Records from a collection:
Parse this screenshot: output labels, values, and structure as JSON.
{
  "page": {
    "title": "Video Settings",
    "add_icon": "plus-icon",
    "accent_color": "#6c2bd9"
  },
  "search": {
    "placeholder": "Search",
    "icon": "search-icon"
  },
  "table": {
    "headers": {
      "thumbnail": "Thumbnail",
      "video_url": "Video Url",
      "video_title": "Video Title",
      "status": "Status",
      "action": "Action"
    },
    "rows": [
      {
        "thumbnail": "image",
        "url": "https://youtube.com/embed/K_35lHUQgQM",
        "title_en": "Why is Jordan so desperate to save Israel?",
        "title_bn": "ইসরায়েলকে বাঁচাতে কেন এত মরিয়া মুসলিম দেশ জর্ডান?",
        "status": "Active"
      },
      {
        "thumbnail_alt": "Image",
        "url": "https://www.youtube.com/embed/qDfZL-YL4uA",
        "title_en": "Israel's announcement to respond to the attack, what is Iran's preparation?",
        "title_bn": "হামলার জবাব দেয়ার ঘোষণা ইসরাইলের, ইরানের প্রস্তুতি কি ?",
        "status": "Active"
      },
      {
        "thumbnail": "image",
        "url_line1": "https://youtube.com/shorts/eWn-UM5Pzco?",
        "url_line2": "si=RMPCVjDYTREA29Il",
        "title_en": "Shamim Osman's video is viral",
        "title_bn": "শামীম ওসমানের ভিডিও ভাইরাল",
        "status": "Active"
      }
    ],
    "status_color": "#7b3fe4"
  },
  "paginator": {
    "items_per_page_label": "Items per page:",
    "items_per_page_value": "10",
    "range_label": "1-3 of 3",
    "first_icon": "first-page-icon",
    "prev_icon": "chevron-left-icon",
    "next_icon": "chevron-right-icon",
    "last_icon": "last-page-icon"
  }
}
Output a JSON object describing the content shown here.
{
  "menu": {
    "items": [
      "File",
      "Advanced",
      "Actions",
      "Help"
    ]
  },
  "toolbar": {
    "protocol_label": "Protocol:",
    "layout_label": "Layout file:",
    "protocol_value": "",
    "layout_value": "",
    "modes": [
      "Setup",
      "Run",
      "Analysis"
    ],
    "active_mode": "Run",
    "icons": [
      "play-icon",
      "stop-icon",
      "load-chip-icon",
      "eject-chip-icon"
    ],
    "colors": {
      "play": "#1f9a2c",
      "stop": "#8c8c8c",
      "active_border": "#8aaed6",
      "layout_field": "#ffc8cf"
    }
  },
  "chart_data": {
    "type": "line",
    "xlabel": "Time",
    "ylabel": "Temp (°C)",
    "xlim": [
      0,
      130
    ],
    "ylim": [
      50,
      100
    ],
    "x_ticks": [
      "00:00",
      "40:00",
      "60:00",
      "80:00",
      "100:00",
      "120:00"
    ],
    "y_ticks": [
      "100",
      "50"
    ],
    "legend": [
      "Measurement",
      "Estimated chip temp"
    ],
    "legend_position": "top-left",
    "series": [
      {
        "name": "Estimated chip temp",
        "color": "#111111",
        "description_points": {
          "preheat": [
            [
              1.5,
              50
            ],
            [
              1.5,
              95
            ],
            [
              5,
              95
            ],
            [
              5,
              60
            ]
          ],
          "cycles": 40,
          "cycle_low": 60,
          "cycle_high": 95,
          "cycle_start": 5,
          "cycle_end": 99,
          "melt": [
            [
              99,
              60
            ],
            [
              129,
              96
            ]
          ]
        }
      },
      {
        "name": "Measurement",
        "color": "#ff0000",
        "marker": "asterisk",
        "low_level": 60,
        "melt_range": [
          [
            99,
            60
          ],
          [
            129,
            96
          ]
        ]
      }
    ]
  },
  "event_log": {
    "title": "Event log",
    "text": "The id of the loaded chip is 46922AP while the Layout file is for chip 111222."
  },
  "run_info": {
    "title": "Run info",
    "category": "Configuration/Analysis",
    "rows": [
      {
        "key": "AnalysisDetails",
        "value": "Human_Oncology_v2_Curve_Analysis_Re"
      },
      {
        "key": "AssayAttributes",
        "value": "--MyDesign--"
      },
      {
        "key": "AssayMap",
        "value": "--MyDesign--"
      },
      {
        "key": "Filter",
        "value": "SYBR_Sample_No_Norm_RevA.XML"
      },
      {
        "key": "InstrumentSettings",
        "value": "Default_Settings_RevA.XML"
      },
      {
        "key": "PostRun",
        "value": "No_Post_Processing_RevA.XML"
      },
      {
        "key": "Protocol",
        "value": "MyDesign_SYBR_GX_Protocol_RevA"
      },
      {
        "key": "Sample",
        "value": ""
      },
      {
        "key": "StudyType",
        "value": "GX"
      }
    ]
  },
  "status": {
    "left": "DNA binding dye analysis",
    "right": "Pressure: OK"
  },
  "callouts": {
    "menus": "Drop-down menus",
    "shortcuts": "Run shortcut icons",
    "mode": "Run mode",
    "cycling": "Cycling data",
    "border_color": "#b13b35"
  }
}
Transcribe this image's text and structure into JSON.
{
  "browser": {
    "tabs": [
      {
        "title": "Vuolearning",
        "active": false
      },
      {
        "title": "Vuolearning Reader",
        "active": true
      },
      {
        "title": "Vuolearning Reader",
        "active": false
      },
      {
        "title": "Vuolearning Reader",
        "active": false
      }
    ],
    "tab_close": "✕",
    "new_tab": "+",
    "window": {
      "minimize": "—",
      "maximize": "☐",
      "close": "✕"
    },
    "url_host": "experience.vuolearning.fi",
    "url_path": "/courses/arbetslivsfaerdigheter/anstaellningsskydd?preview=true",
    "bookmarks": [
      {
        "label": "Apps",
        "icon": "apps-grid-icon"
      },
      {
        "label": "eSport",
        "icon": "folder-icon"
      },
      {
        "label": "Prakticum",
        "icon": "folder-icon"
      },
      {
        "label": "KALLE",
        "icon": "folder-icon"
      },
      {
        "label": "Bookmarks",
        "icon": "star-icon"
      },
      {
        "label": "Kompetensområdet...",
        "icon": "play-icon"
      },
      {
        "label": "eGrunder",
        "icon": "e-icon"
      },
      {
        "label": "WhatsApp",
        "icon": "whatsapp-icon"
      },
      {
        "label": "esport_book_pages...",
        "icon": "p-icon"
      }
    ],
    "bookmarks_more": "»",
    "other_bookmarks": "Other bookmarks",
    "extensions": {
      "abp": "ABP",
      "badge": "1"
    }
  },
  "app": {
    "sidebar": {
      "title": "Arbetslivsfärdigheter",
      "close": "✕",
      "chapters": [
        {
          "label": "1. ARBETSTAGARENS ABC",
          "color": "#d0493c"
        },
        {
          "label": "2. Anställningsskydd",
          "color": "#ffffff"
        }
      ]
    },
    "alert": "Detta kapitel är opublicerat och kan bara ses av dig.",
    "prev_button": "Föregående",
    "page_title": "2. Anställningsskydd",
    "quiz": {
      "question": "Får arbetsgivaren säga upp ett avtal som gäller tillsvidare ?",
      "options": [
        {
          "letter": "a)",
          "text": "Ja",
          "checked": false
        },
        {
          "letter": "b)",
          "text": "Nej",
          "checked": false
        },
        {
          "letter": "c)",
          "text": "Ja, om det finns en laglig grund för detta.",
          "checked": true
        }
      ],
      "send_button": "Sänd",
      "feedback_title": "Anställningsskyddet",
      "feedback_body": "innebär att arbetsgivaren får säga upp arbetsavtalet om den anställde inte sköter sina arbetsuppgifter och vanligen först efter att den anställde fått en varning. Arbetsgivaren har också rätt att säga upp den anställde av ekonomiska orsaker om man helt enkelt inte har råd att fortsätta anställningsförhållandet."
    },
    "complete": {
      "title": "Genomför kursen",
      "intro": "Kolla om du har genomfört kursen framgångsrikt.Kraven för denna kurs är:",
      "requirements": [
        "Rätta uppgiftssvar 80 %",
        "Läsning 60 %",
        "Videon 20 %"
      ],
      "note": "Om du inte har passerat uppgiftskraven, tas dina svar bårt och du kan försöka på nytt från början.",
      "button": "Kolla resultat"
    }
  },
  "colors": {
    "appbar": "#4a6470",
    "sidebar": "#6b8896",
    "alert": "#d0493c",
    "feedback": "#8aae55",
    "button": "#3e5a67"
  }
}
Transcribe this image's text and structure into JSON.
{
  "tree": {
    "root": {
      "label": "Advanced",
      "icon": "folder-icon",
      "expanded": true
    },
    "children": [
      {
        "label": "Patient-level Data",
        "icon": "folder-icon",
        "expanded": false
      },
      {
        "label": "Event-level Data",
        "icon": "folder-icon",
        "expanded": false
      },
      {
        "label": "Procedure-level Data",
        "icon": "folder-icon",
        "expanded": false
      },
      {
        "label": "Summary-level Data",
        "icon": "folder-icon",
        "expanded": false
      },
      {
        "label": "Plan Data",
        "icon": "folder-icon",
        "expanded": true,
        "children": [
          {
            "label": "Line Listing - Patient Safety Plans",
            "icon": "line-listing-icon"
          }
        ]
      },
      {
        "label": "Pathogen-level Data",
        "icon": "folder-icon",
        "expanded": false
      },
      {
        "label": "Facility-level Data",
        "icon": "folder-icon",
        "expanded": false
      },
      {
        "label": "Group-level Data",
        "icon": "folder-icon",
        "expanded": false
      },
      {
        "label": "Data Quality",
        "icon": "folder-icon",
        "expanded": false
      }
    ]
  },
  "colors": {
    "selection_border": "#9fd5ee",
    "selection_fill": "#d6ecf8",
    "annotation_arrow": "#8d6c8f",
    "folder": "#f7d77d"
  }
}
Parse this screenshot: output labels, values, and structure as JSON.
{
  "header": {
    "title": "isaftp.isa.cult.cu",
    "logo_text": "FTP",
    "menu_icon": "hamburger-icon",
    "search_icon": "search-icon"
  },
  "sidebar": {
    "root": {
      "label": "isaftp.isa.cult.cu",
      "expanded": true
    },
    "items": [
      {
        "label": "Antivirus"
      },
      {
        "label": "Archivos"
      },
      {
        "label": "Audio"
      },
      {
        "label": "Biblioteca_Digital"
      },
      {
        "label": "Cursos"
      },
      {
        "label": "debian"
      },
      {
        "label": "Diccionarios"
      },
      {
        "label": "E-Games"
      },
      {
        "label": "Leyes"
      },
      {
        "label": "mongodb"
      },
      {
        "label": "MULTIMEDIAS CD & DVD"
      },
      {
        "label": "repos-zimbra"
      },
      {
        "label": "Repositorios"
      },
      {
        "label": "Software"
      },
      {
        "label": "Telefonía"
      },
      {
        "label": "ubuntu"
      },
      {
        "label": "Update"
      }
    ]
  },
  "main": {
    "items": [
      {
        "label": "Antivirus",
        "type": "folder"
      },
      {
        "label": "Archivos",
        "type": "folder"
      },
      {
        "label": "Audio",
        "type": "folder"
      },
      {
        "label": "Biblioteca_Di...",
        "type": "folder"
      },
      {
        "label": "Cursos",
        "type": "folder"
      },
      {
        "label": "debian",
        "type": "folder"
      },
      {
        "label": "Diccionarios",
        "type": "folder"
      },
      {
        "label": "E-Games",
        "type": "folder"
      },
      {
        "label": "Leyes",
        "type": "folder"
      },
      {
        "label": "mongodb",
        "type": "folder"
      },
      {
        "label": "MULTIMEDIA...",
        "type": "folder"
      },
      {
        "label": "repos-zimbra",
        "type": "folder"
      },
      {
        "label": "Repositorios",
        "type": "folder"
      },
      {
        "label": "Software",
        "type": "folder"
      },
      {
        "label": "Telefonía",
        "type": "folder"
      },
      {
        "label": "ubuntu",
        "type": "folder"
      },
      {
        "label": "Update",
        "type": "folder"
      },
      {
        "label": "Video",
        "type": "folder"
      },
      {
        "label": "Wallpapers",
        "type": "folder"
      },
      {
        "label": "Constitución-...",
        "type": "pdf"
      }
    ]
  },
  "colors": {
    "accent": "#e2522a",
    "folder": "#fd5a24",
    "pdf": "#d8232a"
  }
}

_WORK TO BE COMPLETED_:
Scan the records above for the word "youtube" and return every line where it occurs.

_SOLUTION FOR THIS TASK_:
        "url": "https://youtube.com/embed/K_35lHUQgQM",
        "url": "https://www.youtube.com/embed/qDfZL-YL4uA",
        "url_line1": "https://youtube.com/shorts/eWn-UM5Pzco?",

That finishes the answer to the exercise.